→ Exercise instructions
Write the data out again exactly, dropping any images it holds.

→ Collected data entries
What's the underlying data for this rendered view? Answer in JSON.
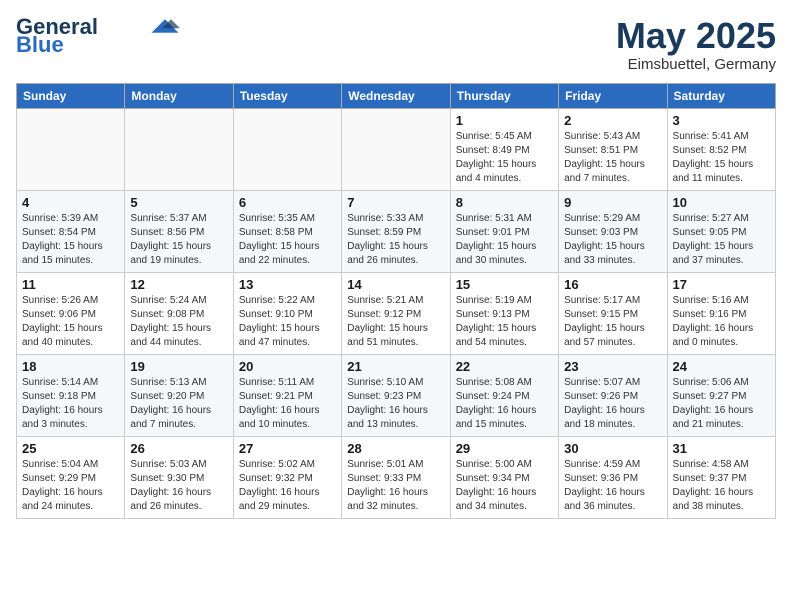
{
  "header": {
    "logo_line1": "General",
    "logo_line2": "Blue",
    "month_year": "May 2025",
    "location": "Eimsbuettel, Germany"
  },
  "weekdays": [
    "Sunday",
    "Monday",
    "Tuesday",
    "Wednesday",
    "Thursday",
    "Friday",
    "Saturday"
  ],
  "weeks": [
    [
      {
        "day": "",
        "info": ""
      },
      {
        "day": "",
        "info": ""
      },
      {
        "day": "",
        "info": ""
      },
      {
        "day": "",
        "info": ""
      },
      {
        "day": "1",
        "info": "Sunrise: 5:45 AM\nSunset: 8:49 PM\nDaylight: 15 hours\nand 4 minutes."
      },
      {
        "day": "2",
        "info": "Sunrise: 5:43 AM\nSunset: 8:51 PM\nDaylight: 15 hours\nand 7 minutes."
      },
      {
        "day": "3",
        "info": "Sunrise: 5:41 AM\nSunset: 8:52 PM\nDaylight: 15 hours\nand 11 minutes."
      }
    ],
    [
      {
        "day": "4",
        "info": "Sunrise: 5:39 AM\nSunset: 8:54 PM\nDaylight: 15 hours\nand 15 minutes."
      },
      {
        "day": "5",
        "info": "Sunrise: 5:37 AM\nSunset: 8:56 PM\nDaylight: 15 hours\nand 19 minutes."
      },
      {
        "day": "6",
        "info": "Sunrise: 5:35 AM\nSunset: 8:58 PM\nDaylight: 15 hours\nand 22 minutes."
      },
      {
        "day": "7",
        "info": "Sunrise: 5:33 AM\nSunset: 8:59 PM\nDaylight: 15 hours\nand 26 minutes."
      },
      {
        "day": "8",
        "info": "Sunrise: 5:31 AM\nSunset: 9:01 PM\nDaylight: 15 hours\nand 30 minutes."
      },
      {
        "day": "9",
        "info": "Sunrise: 5:29 AM\nSunset: 9:03 PM\nDaylight: 15 hours\nand 33 minutes."
      },
      {
        "day": "10",
        "info": "Sunrise: 5:27 AM\nSunset: 9:05 PM\nDaylight: 15 hours\nand 37 minutes."
      }
    ],
    [
      {
        "day": "11",
        "info": "Sunrise: 5:26 AM\nSunset: 9:06 PM\nDaylight: 15 hours\nand 40 minutes."
      },
      {
        "day": "12",
        "info": "Sunrise: 5:24 AM\nSunset: 9:08 PM\nDaylight: 15 hours\nand 44 minutes."
      },
      {
        "day": "13",
        "info": "Sunrise: 5:22 AM\nSunset: 9:10 PM\nDaylight: 15 hours\nand 47 minutes."
      },
      {
        "day": "14",
        "info": "Sunrise: 5:21 AM\nSunset: 9:12 PM\nDaylight: 15 hours\nand 51 minutes."
      },
      {
        "day": "15",
        "info": "Sunrise: 5:19 AM\nSunset: 9:13 PM\nDaylight: 15 hours\nand 54 minutes."
      },
      {
        "day": "16",
        "info": "Sunrise: 5:17 AM\nSunset: 9:15 PM\nDaylight: 15 hours\nand 57 minutes."
      },
      {
        "day": "17",
        "info": "Sunrise: 5:16 AM\nSunset: 9:16 PM\nDaylight: 16 hours\nand 0 minutes."
      }
    ],
    [
      {
        "day": "18",
        "info": "Sunrise: 5:14 AM\nSunset: 9:18 PM\nDaylight: 16 hours\nand 3 minutes."
      },
      {
        "day": "19",
        "info": "Sunrise: 5:13 AM\nSunset: 9:20 PM\nDaylight: 16 hours\nand 7 minutes."
      },
      {
        "day": "20",
        "info": "Sunrise: 5:11 AM\nSunset: 9:21 PM\nDaylight: 16 hours\nand 10 minutes."
      },
      {
        "day": "21",
        "info": "Sunrise: 5:10 AM\nSunset: 9:23 PM\nDaylight: 16 hours\nand 13 minutes."
      },
      {
        "day": "22",
        "info": "Sunrise: 5:08 AM\nSunset: 9:24 PM\nDaylight: 16 hours\nand 15 minutes."
      },
      {
        "day": "23",
        "info": "Sunrise: 5:07 AM\nSunset: 9:26 PM\nDaylight: 16 hours\nand 18 minutes."
      },
      {
        "day": "24",
        "info": "Sunrise: 5:06 AM\nSunset: 9:27 PM\nDaylight: 16 hours\nand 21 minutes."
      }
    ],
    [
      {
        "day": "25",
        "info": "Sunrise: 5:04 AM\nSunset: 9:29 PM\nDaylight: 16 hours\nand 24 minutes."
      },
      {
        "day": "26",
        "info": "Sunrise: 5:03 AM\nSunset: 9:30 PM\nDaylight: 16 hours\nand 26 minutes."
      },
      {
        "day": "27",
        "info": "Sunrise: 5:02 AM\nSunset: 9:32 PM\nDaylight: 16 hours\nand 29 minutes."
      },
      {
        "day": "28",
        "info": "Sunrise: 5:01 AM\nSunset: 9:33 PM\nDaylight: 16 hours\nand 32 minutes."
      },
      {
        "day": "29",
        "info": "Sunrise: 5:00 AM\nSunset: 9:34 PM\nDaylight: 16 hours\nand 34 minutes."
      },
      {
        "day": "30",
        "info": "Sunrise: 4:59 AM\nSunset: 9:36 PM\nDaylight: 16 hours\nand 36 minutes."
      },
      {
        "day": "31",
        "info": "Sunrise: 4:58 AM\nSunset: 9:37 PM\nDaylight: 16 hours\nand 38 minutes."
      }
    ]
  ]
}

→ Solved problem
What's the underlying data for this rendered view? Answer in JSON.
{
  "header": {
    "logo_line1": "General",
    "logo_line2": "Blue",
    "month_year": "May 2025",
    "location": "Eimsbuettel, Germany"
  },
  "weekdays": [
    "Sunday",
    "Monday",
    "Tuesday",
    "Wednesday",
    "Thursday",
    "Friday",
    "Saturday"
  ],
  "weeks": [
    [
      {
        "day": "",
        "info": ""
      },
      {
        "day": "",
        "info": ""
      },
      {
        "day": "",
        "info": ""
      },
      {
        "day": "",
        "info": ""
      },
      {
        "day": "1",
        "info": "Sunrise: 5:45 AM\nSunset: 8:49 PM\nDaylight: 15 hours\nand 4 minutes."
      },
      {
        "day": "2",
        "info": "Sunrise: 5:43 AM\nSunset: 8:51 PM\nDaylight: 15 hours\nand 7 minutes."
      },
      {
        "day": "3",
        "info": "Sunrise: 5:41 AM\nSunset: 8:52 PM\nDaylight: 15 hours\nand 11 minutes."
      }
    ],
    [
      {
        "day": "4",
        "info": "Sunrise: 5:39 AM\nSunset: 8:54 PM\nDaylight: 15 hours\nand 15 minutes."
      },
      {
        "day": "5",
        "info": "Sunrise: 5:37 AM\nSunset: 8:56 PM\nDaylight: 15 hours\nand 19 minutes."
      },
      {
        "day": "6",
        "info": "Sunrise: 5:35 AM\nSunset: 8:58 PM\nDaylight: 15 hours\nand 22 minutes."
      },
      {
        "day": "7",
        "info": "Sunrise: 5:33 AM\nSunset: 8:59 PM\nDaylight: 15 hours\nand 26 minutes."
      },
      {
        "day": "8",
        "info": "Sunrise: 5:31 AM\nSunset: 9:01 PM\nDaylight: 15 hours\nand 30 minutes."
      },
      {
        "day": "9",
        "info": "Sunrise: 5:29 AM\nSunset: 9:03 PM\nDaylight: 15 hours\nand 33 minutes."
      },
      {
        "day": "10",
        "info": "Sunrise: 5:27 AM\nSunset: 9:05 PM\nDaylight: 15 hours\nand 37 minutes."
      }
    ],
    [
      {
        "day": "11",
        "info": "Sunrise: 5:26 AM\nSunset: 9:06 PM\nDaylight: 15 hours\nand 40 minutes."
      },
      {
        "day": "12",
        "info": "Sunrise: 5:24 AM\nSunset: 9:08 PM\nDaylight: 15 hours\nand 44 minutes."
      },
      {
        "day": "13",
        "info": "Sunrise: 5:22 AM\nSunset: 9:10 PM\nDaylight: 15 hours\nand 47 minutes."
      },
      {
        "day": "14",
        "info": "Sunrise: 5:21 AM\nSunset: 9:12 PM\nDaylight: 15 hours\nand 51 minutes."
      },
      {
        "day": "15",
        "info": "Sunrise: 5:19 AM\nSunset: 9:13 PM\nDaylight: 15 hours\nand 54 minutes."
      },
      {
        "day": "16",
        "info": "Sunrise: 5:17 AM\nSunset: 9:15 PM\nDaylight: 15 hours\nand 57 minutes."
      },
      {
        "day": "17",
        "info": "Sunrise: 5:16 AM\nSunset: 9:16 PM\nDaylight: 16 hours\nand 0 minutes."
      }
    ],
    [
      {
        "day": "18",
        "info": "Sunrise: 5:14 AM\nSunset: 9:18 PM\nDaylight: 16 hours\nand 3 minutes."
      },
      {
        "day": "19",
        "info": "Sunrise: 5:13 AM\nSunset: 9:20 PM\nDaylight: 16 hours\nand 7 minutes."
      },
      {
        "day": "20",
        "info": "Sunrise: 5:11 AM\nSunset: 9:21 PM\nDaylight: 16 hours\nand 10 minutes."
      },
      {
        "day": "21",
        "info": "Sunrise: 5:10 AM\nSunset: 9:23 PM\nDaylight: 16 hours\nand 13 minutes."
      },
      {
        "day": "22",
        "info": "Sunrise: 5:08 AM\nSunset: 9:24 PM\nDaylight: 16 hours\nand 15 minutes."
      },
      {
        "day": "23",
        "info": "Sunrise: 5:07 AM\nSunset: 9:26 PM\nDaylight: 16 hours\nand 18 minutes."
      },
      {
        "day": "24",
        "info": "Sunrise: 5:06 AM\nSunset: 9:27 PM\nDaylight: 16 hours\nand 21 minutes."
      }
    ],
    [
      {
        "day": "25",
        "info": "Sunrise: 5:04 AM\nSunset: 9:29 PM\nDaylight: 16 hours\nand 24 minutes."
      },
      {
        "day": "26",
        "info": "Sunrise: 5:03 AM\nSunset: 9:30 PM\nDaylight: 16 hours\nand 26 minutes."
      },
      {
        "day": "27",
        "info": "Sunrise: 5:02 AM\nSunset: 9:32 PM\nDaylight: 16 hours\nand 29 minutes."
      },
      {
        "day": "28",
        "info": "Sunrise: 5:01 AM\nSunset: 9:33 PM\nDaylight: 16 hours\nand 32 minutes."
      },
      {
        "day": "29",
        "info": "Sunrise: 5:00 AM\nSunset: 9:34 PM\nDaylight: 16 hours\nand 34 minutes."
      },
      {
        "day": "30",
        "info": "Sunrise: 4:59 AM\nSunset: 9:36 PM\nDaylight: 16 hours\nand 36 minutes."
      },
      {
        "day": "31",
        "info": "Sunrise: 4:58 AM\nSunset: 9:37 PM\nDaylight: 16 hours\nand 38 minutes."
      }
    ]
  ]
}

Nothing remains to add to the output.